Objective A>
In the records below, reproduce verbatim the lines starting with the line that contains "Where is each" and continuing through the line that contains "text-line: the Earl".

Document>
----
I went to a fancy dress party at the weekend, which, at first glance may not seem like it has anything to do with writing.

To be honest, at second, third and fourth glances and a final lingering stare it still has very little to do with writing; but bear with me.

The theme was 1968, since it was a friend’s 40th birthday party and ’68 t’was the year he was born.

Money’s a bit tight at the moment, so the costumes needed to be cheap and easy to make and after much deliberation I realised this was my one and only chance to dress as Captain Kirk without feeling the need to kick my own geek-boy arse.

So I bought a red mini-dress for Mandy and a long-sleeved T-shirt and some gold dye for me. We already had the necessary boots, tights and trousers so we were all set – but the costumes weren’t quite right. Some gold ric-rac braiding for the sleeves and hey, look! There’s a site which sells the badges – cool. That really sets them off.

So there we are: two Star Trek costumes for under a tenner each …


Except … no. The more observant among you (or at least, among the few of you who are still paying attention – there is some writing stuff coming up, promise) may have noticed a communicator and tricorder in the above photo. Because suddenly, the urge to ‘do it properly’ gripped me.
----
Objective B>
According to the post about the fancy dress party, what was bought for Mandy?
----
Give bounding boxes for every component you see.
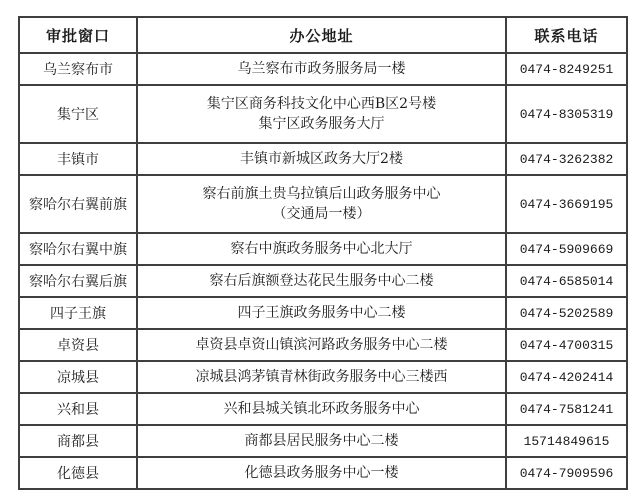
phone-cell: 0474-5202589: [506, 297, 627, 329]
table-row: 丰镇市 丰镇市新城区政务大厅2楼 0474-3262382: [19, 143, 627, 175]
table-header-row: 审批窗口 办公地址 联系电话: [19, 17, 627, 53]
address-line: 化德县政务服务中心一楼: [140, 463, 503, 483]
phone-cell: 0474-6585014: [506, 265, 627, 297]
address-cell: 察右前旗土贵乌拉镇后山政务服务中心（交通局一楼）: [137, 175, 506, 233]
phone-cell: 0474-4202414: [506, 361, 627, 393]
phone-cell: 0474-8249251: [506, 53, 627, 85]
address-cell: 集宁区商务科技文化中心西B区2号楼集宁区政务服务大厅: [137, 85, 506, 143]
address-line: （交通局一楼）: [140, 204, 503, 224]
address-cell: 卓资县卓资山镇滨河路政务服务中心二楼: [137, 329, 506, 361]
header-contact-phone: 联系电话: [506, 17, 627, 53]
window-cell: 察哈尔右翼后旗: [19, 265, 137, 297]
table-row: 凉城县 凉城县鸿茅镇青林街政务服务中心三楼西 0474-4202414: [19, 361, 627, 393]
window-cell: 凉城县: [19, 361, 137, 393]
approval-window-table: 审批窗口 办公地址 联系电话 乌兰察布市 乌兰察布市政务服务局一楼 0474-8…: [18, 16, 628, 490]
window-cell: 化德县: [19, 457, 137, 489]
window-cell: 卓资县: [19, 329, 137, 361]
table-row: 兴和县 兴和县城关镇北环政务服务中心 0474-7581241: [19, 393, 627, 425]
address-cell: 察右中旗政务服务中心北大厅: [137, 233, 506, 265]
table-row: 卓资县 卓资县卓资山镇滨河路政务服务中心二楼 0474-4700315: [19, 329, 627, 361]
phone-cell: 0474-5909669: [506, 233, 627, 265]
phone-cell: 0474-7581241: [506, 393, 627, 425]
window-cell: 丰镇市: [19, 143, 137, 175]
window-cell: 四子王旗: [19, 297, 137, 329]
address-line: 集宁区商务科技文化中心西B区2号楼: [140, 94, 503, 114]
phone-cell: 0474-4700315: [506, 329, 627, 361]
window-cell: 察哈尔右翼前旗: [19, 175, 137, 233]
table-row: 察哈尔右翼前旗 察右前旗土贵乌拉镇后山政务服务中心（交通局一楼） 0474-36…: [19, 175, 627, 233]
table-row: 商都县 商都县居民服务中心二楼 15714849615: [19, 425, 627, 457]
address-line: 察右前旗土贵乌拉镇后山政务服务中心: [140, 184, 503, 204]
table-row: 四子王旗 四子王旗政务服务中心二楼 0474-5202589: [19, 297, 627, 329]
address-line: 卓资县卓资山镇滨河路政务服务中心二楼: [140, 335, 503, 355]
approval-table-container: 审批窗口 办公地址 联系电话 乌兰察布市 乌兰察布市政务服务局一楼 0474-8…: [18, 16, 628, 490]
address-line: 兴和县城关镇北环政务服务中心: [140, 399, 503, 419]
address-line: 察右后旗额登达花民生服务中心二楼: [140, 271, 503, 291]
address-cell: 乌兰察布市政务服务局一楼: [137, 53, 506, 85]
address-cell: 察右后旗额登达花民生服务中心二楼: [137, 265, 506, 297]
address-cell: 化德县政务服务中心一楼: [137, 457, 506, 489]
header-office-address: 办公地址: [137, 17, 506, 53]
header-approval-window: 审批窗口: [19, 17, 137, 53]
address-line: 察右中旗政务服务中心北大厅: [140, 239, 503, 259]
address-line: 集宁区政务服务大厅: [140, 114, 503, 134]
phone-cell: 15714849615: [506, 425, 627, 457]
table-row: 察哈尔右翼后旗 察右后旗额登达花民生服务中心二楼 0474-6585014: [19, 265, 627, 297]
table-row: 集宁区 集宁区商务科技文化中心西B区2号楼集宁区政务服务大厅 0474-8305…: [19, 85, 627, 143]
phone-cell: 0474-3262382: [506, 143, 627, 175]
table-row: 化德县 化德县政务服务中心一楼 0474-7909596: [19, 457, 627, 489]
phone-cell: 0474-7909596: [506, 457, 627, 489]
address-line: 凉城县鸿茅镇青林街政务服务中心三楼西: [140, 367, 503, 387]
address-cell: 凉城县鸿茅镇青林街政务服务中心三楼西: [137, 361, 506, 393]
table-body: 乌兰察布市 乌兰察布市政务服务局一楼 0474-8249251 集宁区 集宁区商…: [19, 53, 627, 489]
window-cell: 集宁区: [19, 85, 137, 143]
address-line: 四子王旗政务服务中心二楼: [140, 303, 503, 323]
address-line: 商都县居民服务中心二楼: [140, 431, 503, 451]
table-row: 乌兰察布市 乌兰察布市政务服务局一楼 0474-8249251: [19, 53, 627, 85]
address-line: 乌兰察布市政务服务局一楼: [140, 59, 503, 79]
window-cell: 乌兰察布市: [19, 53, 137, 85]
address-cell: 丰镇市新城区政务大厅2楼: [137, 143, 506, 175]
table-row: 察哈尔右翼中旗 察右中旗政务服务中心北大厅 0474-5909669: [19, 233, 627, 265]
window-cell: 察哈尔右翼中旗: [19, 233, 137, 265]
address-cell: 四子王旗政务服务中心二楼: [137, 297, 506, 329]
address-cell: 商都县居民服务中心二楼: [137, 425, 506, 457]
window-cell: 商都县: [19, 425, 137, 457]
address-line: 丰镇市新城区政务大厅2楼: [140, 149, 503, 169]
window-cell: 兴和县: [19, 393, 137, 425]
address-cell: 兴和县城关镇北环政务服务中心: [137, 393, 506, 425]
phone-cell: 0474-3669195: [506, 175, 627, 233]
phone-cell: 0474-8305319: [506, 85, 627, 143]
----
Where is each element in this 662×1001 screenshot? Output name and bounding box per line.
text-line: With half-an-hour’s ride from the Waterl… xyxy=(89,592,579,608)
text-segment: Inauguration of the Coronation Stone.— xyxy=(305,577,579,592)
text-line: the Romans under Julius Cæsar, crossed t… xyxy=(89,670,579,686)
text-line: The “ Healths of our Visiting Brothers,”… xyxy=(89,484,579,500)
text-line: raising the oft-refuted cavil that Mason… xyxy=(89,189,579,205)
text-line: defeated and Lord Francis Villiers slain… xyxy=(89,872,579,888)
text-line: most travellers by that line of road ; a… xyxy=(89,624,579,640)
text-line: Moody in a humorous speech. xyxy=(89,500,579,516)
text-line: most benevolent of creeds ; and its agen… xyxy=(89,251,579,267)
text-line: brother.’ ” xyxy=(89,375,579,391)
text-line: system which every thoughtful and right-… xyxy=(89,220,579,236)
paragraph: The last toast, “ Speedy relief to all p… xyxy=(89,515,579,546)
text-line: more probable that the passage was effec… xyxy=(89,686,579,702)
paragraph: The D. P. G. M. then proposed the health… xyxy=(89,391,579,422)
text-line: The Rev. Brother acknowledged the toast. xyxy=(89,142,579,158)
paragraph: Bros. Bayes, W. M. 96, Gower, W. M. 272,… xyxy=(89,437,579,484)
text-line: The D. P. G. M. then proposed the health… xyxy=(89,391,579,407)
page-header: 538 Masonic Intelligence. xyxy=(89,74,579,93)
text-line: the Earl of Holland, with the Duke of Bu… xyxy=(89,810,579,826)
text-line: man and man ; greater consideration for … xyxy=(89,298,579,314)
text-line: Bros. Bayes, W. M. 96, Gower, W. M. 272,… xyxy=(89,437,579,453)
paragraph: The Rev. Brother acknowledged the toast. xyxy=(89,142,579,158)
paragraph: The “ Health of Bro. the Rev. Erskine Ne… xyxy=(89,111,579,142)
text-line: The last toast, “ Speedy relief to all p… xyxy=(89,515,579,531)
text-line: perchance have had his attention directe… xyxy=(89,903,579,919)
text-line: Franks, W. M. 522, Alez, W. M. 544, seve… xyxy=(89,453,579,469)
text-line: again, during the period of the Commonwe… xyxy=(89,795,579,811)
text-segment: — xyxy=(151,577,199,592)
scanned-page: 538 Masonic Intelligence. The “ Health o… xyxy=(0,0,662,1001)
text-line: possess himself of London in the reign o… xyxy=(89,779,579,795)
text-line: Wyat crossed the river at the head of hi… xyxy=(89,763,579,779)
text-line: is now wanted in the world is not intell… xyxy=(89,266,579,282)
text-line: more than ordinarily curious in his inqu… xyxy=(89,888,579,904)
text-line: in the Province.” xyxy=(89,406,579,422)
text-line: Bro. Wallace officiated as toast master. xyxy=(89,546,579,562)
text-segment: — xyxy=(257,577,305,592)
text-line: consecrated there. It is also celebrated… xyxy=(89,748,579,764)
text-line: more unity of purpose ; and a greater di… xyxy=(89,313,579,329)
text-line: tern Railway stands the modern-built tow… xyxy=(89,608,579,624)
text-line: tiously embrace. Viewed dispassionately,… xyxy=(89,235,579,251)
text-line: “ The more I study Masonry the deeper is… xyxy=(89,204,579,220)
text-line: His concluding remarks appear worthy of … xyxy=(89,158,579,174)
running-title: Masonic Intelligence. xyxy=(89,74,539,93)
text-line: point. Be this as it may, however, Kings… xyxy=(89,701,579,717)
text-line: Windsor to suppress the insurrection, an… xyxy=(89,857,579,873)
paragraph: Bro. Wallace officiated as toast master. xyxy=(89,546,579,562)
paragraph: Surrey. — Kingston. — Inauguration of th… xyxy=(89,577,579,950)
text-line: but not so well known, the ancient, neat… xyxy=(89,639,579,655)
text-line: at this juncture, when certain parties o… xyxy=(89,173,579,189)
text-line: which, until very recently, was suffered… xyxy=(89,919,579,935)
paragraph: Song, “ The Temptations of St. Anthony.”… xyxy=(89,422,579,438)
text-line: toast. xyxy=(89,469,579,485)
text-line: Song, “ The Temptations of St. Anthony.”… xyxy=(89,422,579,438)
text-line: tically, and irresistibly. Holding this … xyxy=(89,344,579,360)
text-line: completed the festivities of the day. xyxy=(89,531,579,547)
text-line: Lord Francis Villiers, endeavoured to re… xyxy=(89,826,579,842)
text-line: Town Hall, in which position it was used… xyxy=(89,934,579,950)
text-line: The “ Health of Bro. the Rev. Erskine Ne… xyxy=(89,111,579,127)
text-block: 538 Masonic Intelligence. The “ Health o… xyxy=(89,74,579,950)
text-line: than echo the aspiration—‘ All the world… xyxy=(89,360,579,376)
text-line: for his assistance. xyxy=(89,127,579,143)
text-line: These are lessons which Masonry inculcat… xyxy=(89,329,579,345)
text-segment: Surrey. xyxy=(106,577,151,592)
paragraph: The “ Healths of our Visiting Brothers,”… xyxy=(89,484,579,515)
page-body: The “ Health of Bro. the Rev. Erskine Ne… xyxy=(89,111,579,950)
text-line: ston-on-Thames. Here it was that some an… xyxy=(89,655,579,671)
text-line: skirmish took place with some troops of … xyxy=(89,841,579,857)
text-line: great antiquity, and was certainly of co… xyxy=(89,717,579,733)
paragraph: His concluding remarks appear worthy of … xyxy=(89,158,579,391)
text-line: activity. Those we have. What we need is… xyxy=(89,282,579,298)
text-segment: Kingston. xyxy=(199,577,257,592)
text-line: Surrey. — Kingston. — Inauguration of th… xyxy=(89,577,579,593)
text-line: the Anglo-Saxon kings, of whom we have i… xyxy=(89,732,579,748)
----
Full output A>
Where is each element in this 662×1001 screenshot? Output name and bounding box per line.
text-line: With half-an-hour’s ride from the Waterl… xyxy=(89,592,579,608)
text-segment: Inauguration of the Coronation Stone.— xyxy=(305,577,579,592)
text-line: the Romans under Julius Cæsar, crossed t… xyxy=(89,670,579,686)
text-line: The “ Healths of our Visiting Brothers,”… xyxy=(89,484,579,500)
text-line: raising the oft-refuted cavil that Mason… xyxy=(89,189,579,205)
text-line: defeated and Lord Francis Villiers slain… xyxy=(89,872,579,888)
text-line: most travellers by that line of road ; a… xyxy=(89,624,579,640)
text-line: Moody in a humorous speech. xyxy=(89,500,579,516)
text-line: most benevolent of creeds ; and its agen… xyxy=(89,251,579,267)
text-line: brother.’ ” xyxy=(89,375,579,391)
text-line: system which every thoughtful and right-… xyxy=(89,220,579,236)
paragraph: The last toast, “ Speedy relief to all p… xyxy=(89,515,579,546)
text-line: more probable that the passage was effec… xyxy=(89,686,579,702)
paragraph: The D. P. G. M. then proposed the health… xyxy=(89,391,579,422)
text-line: The Rev. Brother acknowledged the toast. xyxy=(89,142,579,158)
paragraph: Bros. Bayes, W. M. 96, Gower, W. M. 272,… xyxy=(89,437,579,484)
text-line: The D. P. G. M. then proposed the health… xyxy=(89,391,579,407)
page-header: 538 Masonic Intelligence. xyxy=(89,74,579,93)
text-line: the Earl of Holland, with the Duke of Bu… xyxy=(89,810,579,826)

Full output B>
A red mini-dress.